#### Job
Repeat each entry as written and leave the images out of the copy.

Dataset records
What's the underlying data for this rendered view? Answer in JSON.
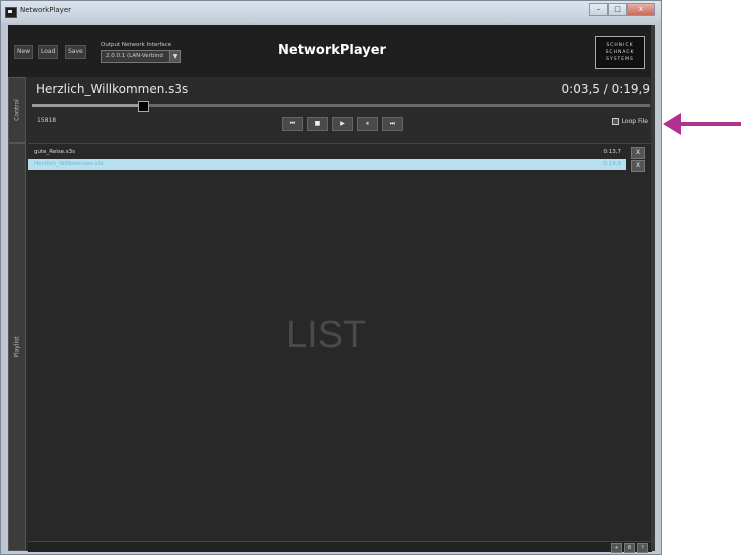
{
  "window": {
    "title": "NetworkPlayer",
    "buttons": {
      "minimize": "–",
      "maximize": "□",
      "close": "x"
    }
  },
  "header": {
    "new_label": "New",
    "load_label": "Load",
    "save_label": "Save",
    "output_label": "Output Network Interface",
    "output_value": "2.0.0.1 (LAN-Verbind",
    "dropdown_arrow": "▼",
    "app_title": "NetworkPlayer",
    "logo_lines": [
      "SCHNICK",
      "SCHNACK",
      "SYSTEMS"
    ]
  },
  "tabs": {
    "control": "Control",
    "playlist": "Playlist"
  },
  "control": {
    "file_name": "Herzlich_Willkommen.s3s",
    "time": "0:03,5 / 0:19,9",
    "progress": 0.18,
    "code": "15818",
    "transport": [
      "⏮",
      "■",
      "▶",
      "⏸",
      "⏭"
    ],
    "loop_label": "Loop File"
  },
  "playlist": {
    "items": [
      {
        "name": "gute_Reise.s3s",
        "duration": "0:13,7",
        "remove": "X"
      },
      {
        "name": "Herzlich_Willkommen.s3s",
        "duration": "0:19,9",
        "remove": "X"
      }
    ],
    "watermark": "LIST",
    "bottom_buttons": [
      "+",
      "8",
      "?"
    ]
  },
  "annotation": {
    "arrow_color": "#b0318f"
  }
}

#### Full answer
What's the underlying data for this rendered view? Answer in JSON.
{
  "window": {
    "title": "NetworkPlayer",
    "buttons": {
      "minimize": "–",
      "maximize": "□",
      "close": "x"
    }
  },
  "header": {
    "new_label": "New",
    "load_label": "Load",
    "save_label": "Save",
    "output_label": "Output Network Interface",
    "output_value": "2.0.0.1 (LAN-Verbind",
    "dropdown_arrow": "▼",
    "app_title": "NetworkPlayer",
    "logo_lines": [
      "SCHNICK",
      "SCHNACK",
      "SYSTEMS"
    ]
  },
  "tabs": {
    "control": "Control",
    "playlist": "Playlist"
  },
  "control": {
    "file_name": "Herzlich_Willkommen.s3s",
    "time": "0:03,5 / 0:19,9",
    "progress": 0.18,
    "code": "15818",
    "transport": [
      "⏮",
      "■",
      "▶",
      "⏸",
      "⏭"
    ],
    "loop_label": "Loop File"
  },
  "playlist": {
    "items": [
      {
        "name": "gute_Reise.s3s",
        "duration": "0:13,7",
        "remove": "X"
      },
      {
        "name": "Herzlich_Willkommen.s3s",
        "duration": "0:19,9",
        "remove": "X"
      }
    ],
    "watermark": "LIST",
    "bottom_buttons": [
      "+",
      "8",
      "?"
    ]
  },
  "annotation": {
    "arrow_color": "#b0318f"
  }
}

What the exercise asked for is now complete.